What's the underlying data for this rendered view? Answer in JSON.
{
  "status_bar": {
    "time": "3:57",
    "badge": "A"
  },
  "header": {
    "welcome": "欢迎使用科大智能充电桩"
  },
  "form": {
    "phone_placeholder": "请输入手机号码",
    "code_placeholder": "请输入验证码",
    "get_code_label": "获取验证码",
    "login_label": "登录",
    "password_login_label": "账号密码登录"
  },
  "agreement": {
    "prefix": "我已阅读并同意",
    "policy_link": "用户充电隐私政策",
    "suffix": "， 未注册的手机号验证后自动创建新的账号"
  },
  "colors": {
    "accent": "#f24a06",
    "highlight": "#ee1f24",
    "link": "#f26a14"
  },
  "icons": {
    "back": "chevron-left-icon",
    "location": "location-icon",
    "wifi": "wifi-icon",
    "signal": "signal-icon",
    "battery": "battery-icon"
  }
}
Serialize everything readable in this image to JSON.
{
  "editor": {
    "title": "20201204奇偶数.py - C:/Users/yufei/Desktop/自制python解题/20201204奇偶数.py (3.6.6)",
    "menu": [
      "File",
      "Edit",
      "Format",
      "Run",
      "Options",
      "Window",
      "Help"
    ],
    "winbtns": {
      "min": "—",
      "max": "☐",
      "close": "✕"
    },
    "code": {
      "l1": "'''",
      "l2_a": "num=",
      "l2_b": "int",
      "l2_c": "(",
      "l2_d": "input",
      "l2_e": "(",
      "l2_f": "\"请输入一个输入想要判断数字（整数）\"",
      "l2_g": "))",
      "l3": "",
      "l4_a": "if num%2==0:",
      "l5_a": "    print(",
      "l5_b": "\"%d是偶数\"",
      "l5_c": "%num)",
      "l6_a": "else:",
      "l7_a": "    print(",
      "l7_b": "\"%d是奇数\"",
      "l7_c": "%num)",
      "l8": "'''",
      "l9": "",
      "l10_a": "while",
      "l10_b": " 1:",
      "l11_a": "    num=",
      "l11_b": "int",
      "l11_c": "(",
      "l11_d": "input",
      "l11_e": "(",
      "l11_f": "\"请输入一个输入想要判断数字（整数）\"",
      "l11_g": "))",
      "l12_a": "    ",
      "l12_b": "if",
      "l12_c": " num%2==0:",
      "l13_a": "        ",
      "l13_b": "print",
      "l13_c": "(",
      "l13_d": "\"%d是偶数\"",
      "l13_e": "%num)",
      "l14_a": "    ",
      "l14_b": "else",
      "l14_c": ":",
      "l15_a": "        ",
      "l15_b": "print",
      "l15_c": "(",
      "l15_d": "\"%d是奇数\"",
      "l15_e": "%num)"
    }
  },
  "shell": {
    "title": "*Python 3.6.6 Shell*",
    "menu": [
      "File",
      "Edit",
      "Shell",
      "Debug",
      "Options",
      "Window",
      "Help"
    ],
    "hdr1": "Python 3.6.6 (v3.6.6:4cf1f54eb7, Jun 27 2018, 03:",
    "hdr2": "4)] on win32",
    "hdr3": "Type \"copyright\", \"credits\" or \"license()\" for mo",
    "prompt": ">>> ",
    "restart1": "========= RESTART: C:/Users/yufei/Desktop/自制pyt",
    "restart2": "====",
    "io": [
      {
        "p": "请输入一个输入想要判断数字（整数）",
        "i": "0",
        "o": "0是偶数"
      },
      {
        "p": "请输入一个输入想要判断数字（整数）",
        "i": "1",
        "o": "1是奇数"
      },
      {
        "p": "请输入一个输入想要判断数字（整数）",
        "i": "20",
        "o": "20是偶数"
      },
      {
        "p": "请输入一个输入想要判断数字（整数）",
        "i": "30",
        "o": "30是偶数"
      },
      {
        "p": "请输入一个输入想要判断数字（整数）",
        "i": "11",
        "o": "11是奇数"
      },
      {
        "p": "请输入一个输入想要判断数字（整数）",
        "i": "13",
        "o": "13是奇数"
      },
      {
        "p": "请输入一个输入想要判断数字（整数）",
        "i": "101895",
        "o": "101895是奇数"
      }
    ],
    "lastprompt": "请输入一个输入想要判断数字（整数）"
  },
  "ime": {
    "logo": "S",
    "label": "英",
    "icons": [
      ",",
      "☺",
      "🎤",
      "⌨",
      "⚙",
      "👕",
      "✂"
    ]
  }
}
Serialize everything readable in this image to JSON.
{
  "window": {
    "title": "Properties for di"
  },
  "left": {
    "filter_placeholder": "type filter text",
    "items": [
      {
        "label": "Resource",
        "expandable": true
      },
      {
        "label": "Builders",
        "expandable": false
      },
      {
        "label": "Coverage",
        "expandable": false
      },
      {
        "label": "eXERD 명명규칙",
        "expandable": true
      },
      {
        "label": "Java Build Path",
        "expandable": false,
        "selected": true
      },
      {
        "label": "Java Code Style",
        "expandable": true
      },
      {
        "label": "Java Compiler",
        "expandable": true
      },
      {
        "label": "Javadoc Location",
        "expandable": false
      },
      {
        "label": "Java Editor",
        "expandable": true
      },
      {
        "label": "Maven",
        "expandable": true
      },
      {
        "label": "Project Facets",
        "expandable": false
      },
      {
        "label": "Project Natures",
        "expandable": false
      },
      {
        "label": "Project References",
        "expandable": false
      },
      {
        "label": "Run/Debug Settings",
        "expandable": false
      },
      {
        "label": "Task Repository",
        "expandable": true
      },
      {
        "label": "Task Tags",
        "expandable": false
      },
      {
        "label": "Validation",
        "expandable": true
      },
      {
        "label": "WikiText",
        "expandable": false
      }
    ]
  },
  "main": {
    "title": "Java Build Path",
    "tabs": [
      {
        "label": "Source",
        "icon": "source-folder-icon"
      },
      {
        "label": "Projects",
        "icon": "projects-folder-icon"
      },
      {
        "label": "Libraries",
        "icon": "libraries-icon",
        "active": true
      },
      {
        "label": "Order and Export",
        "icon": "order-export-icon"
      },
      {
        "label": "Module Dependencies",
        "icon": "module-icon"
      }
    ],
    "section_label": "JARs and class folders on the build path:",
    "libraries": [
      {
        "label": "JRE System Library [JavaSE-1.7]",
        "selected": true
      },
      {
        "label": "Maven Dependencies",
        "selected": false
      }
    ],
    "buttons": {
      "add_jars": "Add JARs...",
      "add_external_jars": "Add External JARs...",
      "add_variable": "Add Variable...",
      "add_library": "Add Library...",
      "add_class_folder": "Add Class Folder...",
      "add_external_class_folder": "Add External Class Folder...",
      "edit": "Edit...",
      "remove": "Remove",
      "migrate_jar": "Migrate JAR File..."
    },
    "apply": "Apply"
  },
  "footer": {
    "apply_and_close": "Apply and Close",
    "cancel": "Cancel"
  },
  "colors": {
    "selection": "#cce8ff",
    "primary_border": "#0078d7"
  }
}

- _DIRECTION_
The whole listing above needs to be written out again exactly.

- _CORRECT RESPONSE_
What's the underlying data for this rendered view? Answer in JSON.
{
  "status_bar": {
    "time": "3:57",
    "badge": "A"
  },
  "header": {
    "welcome": "欢迎使用科大智能充电桩"
  },
  "form": {
    "phone_placeholder": "请输入手机号码",
    "code_placeholder": "请输入验证码",
    "get_code_label": "获取验证码",
    "login_label": "登录",
    "password_login_label": "账号密码登录"
  },
  "agreement": {
    "prefix": "我已阅读并同意",
    "policy_link": "用户充电隐私政策",
    "suffix": "， 未注册的手机号验证后自动创建新的账号"
  },
  "colors": {
    "accent": "#f24a06",
    "highlight": "#ee1f24",
    "link": "#f26a14"
  },
  "icons": {
    "back": "chevron-left-icon",
    "location": "location-icon",
    "wifi": "wifi-icon",
    "signal": "signal-icon",
    "battery": "battery-icon"
  }
}
Serialize everything readable in this image to JSON.
{
  "editor": {
    "title": "20201204奇偶数.py - C:/Users/yufei/Desktop/自制python解题/20201204奇偶数.py (3.6.6)",
    "menu": [
      "File",
      "Edit",
      "Format",
      "Run",
      "Options",
      "Window",
      "Help"
    ],
    "winbtns": {
      "min": "—",
      "max": "☐",
      "close": "✕"
    },
    "code": {
      "l1": "'''",
      "l2_a": "num=",
      "l2_b": "int",
      "l2_c": "(",
      "l2_d": "input",
      "l2_e": "(",
      "l2_f": "\"请输入一个输入想要判断数字（整数）\"",
      "l2_g": "))",
      "l3": "",
      "l4_a": "if num%2==0:",
      "l5_a": "    print(",
      "l5_b": "\"%d是偶数\"",
      "l5_c": "%num)",
      "l6_a": "else:",
      "l7_a": "    print(",
      "l7_b": "\"%d是奇数\"",
      "l7_c": "%num)",
      "l8": "'''",
      "l9": "",
      "l10_a": "while",
      "l10_b": " 1:",
      "l11_a": "    num=",
      "l11_b": "int",
      "l11_c": "(",
      "l11_d": "input",
      "l11_e": "(",
      "l11_f": "\"请输入一个输入想要判断数字（整数）\"",
      "l11_g": "))",
      "l12_a": "    ",
      "l12_b": "if",
      "l12_c": " num%2==0:",
      "l13_a": "        ",
      "l13_b": "print",
      "l13_c": "(",
      "l13_d": "\"%d是偶数\"",
      "l13_e": "%num)",
      "l14_a": "    ",
      "l14_b": "else",
      "l14_c": ":",
      "l15_a": "        ",
      "l15_b": "print",
      "l15_c": "(",
      "l15_d": "\"%d是奇数\"",
      "l15_e": "%num)"
    }
  },
  "shell": {
    "title": "*Python 3.6.6 Shell*",
    "menu": [
      "File",
      "Edit",
      "Shell",
      "Debug",
      "Options",
      "Window",
      "Help"
    ],
    "hdr1": "Python 3.6.6 (v3.6.6:4cf1f54eb7, Jun 27 2018, 03:",
    "hdr2": "4)] on win32",
    "hdr3": "Type \"copyright\", \"credits\" or \"license()\" for mo",
    "prompt": ">>> ",
    "restart1": "========= RESTART: C:/Users/yufei/Desktop/自制pyt",
    "restart2": "====",
    "io": [
      {
        "p": "请输入一个输入想要判断数字（整数）",
        "i": "0",
        "o": "0是偶数"
      },
      {
        "p": "请输入一个输入想要判断数字（整数）",
        "i": "1",
        "o": "1是奇数"
      },
      {
        "p": "请输入一个输入想要判断数字（整数）",
        "i": "20",
        "o": "20是偶数"
      },
      {
        "p": "请输入一个输入想要判断数字（整数）",
        "i": "30",
        "o": "30是偶数"
      },
      {
        "p": "请输入一个输入想要判断数字（整数）",
        "i": "11",
        "o": "11是奇数"
      },
      {
        "p": "请输入一个输入想要判断数字（整数）",
        "i": "13",
        "o": "13是奇数"
      },
      {
        "p": "请输入一个输入想要判断数字（整数）",
        "i": "101895",
        "o": "101895是奇数"
      }
    ],
    "lastprompt": "请输入一个输入想要判断数字（整数）"
  },
  "ime": {
    "logo": "S",
    "label": "英",
    "icons": [
      ",",
      "☺",
      "🎤",
      "⌨",
      "⚙",
      "👕",
      "✂"
    ]
  }
}
Serialize everything readable in this image to JSON.
{
  "window": {
    "title": "Properties for di"
  },
  "left": {
    "filter_placeholder": "type filter text",
    "items": [
      {
        "label": "Resource",
        "expandable": true
      },
      {
        "label": "Builders",
        "expandable": false
      },
      {
        "label": "Coverage",
        "expandable": false
      },
      {
        "label": "eXERD 명명규칙",
        "expandable": true
      },
      {
        "label": "Java Build Path",
        "expandable": false,
        "selected": true
      },
      {
        "label": "Java Code Style",
        "expandable": true
      },
      {
        "label": "Java Compiler",
        "expandable": true
      },
      {
        "label": "Javadoc Location",
        "expandable": false
      },
      {
        "label": "Java Editor",
        "expandable": true
      },
      {
        "label": "Maven",
        "expandable": true
      },
      {
        "label": "Project Facets",
        "expandable": false
      },
      {
        "label": "Project Natures",
        "expandable": false
      },
      {
        "label": "Project References",
        "expandable": false
      },
      {
        "label": "Run/Debug Settings",
        "expandable": false
      },
      {
        "label": "Task Repository",
        "expandable": true
      },
      {
        "label": "Task Tags",
        "expandable": false
      },
      {
        "label": "Validation",
        "expandable": true
      },
      {
        "label": "WikiText",
        "expandable": false
      }
    ]
  },
  "main": {
    "title": "Java Build Path",
    "tabs": [
      {
        "label": "Source",
        "icon": "source-folder-icon"
      },
      {
        "label": "Projects",
        "icon": "projects-folder-icon"
      },
      {
        "label": "Libraries",
        "icon": "libraries-icon",
        "active": true
      },
      {
        "label": "Order and Export",
        "icon": "order-export-icon"
      },
      {
        "label": "Module Dependencies",
        "icon": "module-icon"
      }
    ],
    "section_label": "JARs and class folders on the build path:",
    "libraries": [
      {
        "label": "JRE System Library [JavaSE-1.7]",
        "selected": true
      },
      {
        "label": "Maven Dependencies",
        "selected": false
      }
    ],
    "buttons": {
      "add_jars": "Add JARs...",
      "add_external_jars": "Add External JARs...",
      "add_variable": "Add Variable...",
      "add_library": "Add Library...",
      "add_class_folder": "Add Class Folder...",
      "add_external_class_folder": "Add External Class Folder...",
      "edit": "Edit...",
      "remove": "Remove",
      "migrate_jar": "Migrate JAR File..."
    },
    "apply": "Apply"
  },
  "footer": {
    "apply_and_close": "Apply and Close",
    "cancel": "Cancel"
  },
  "colors": {
    "selection": "#cce8ff",
    "primary_border": "#0078d7"
  }
}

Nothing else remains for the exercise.